- [TASK REQUIREMENTS] Locate the lines where "Solution" occurs and copy them as they stand.

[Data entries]
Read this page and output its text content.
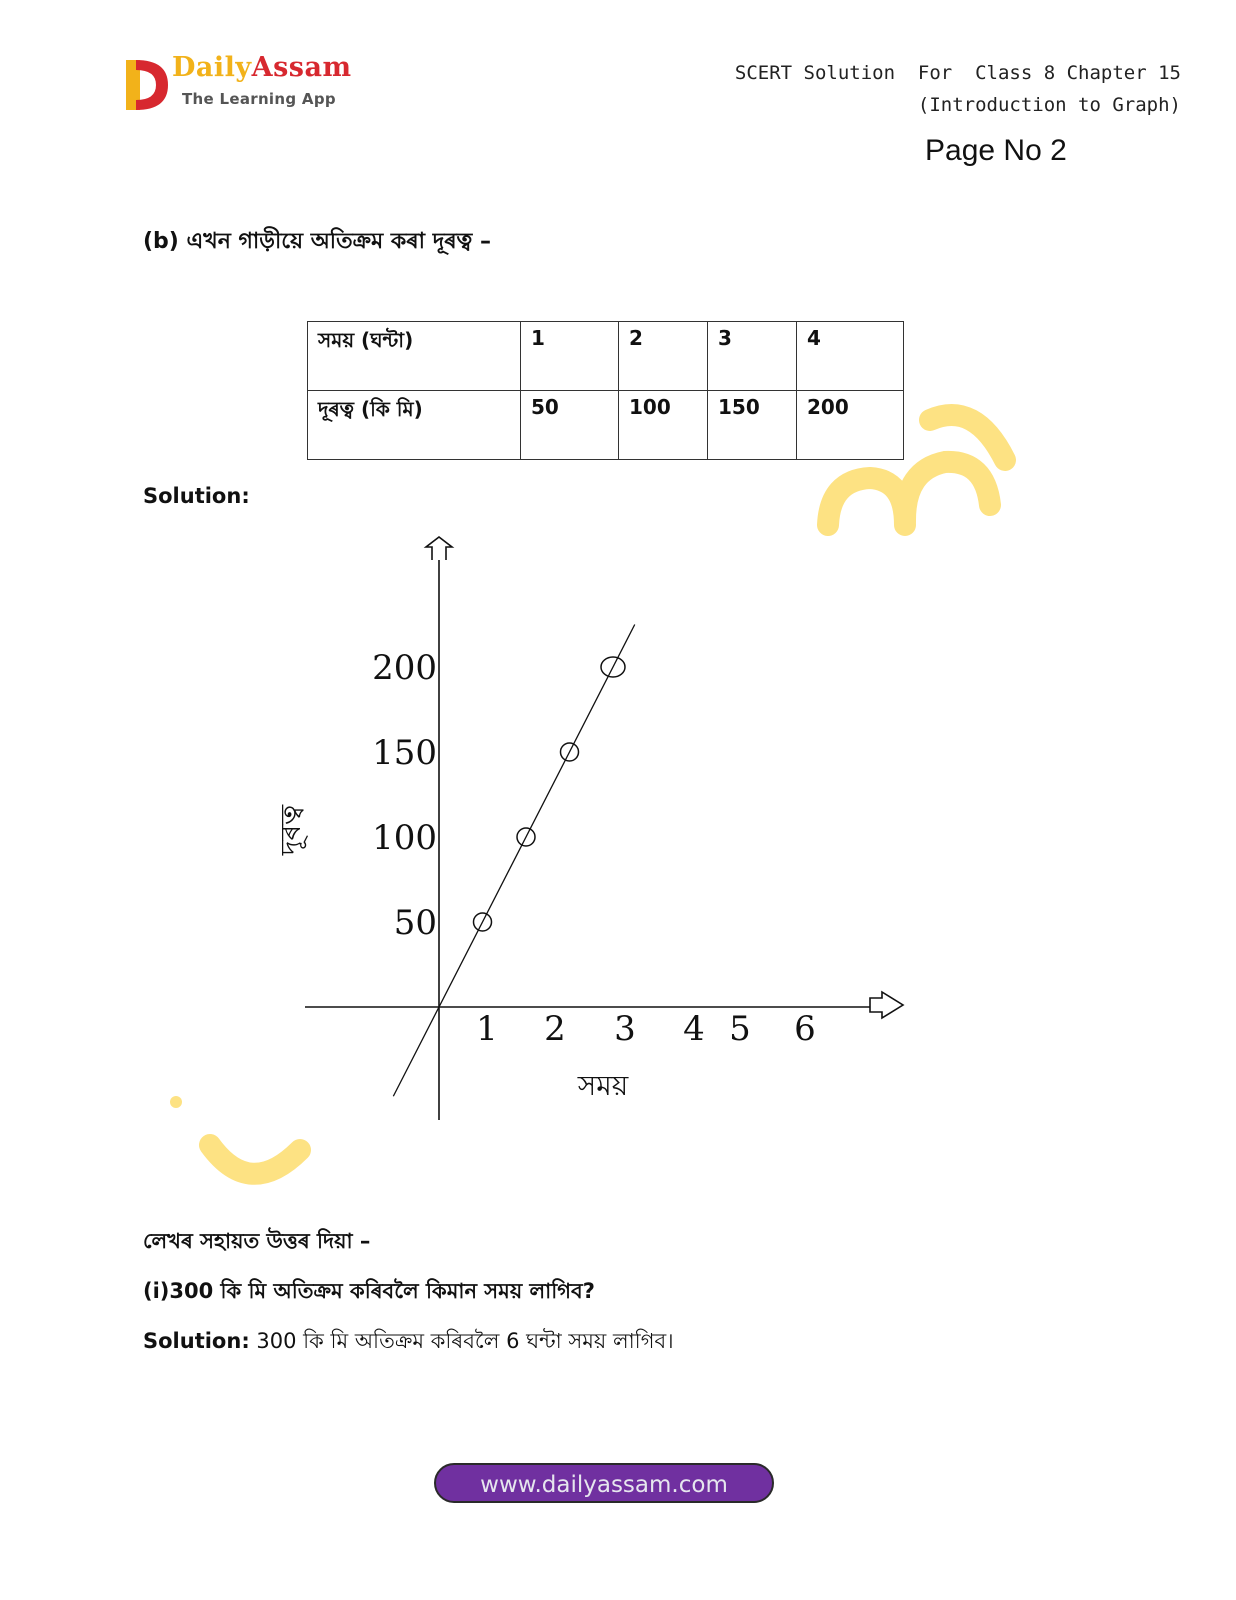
DailyAssam
The Learning App
SCERT Solution  For  Class 8 Chapter 15
(Introduction to Graph)
Page No 2
(b) এখন গাড়ীয়ে অতিক্রম কৰা দূৰত্ব –
সময় (ঘন্টা)	1	2	3	4
দূৰত্ব (কি মি)	50	100	150	200
Solution:
1 2 3 4 5 6
200
150
100
50
সময়
দূৰত্ব
লেখৰ সহায়ত উত্তৰ দিয়া –
(i)300 কি মি অতিক্ৰম কৰিবলৈ কিমান সময় লাগিব?
Solution: 300 কি মি অতিক্ৰম কৰিবলৈ 6 ঘন্টা সময় লাগিব।
www.dailyassam.com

- [FULL ANSWER]
SCERT Solution  For  Class 8 Chapter 15
Solution:
Solution: 300 কি মি অতিক্ৰম কৰিবলৈ 6 ঘন্টা সময় লাগিব।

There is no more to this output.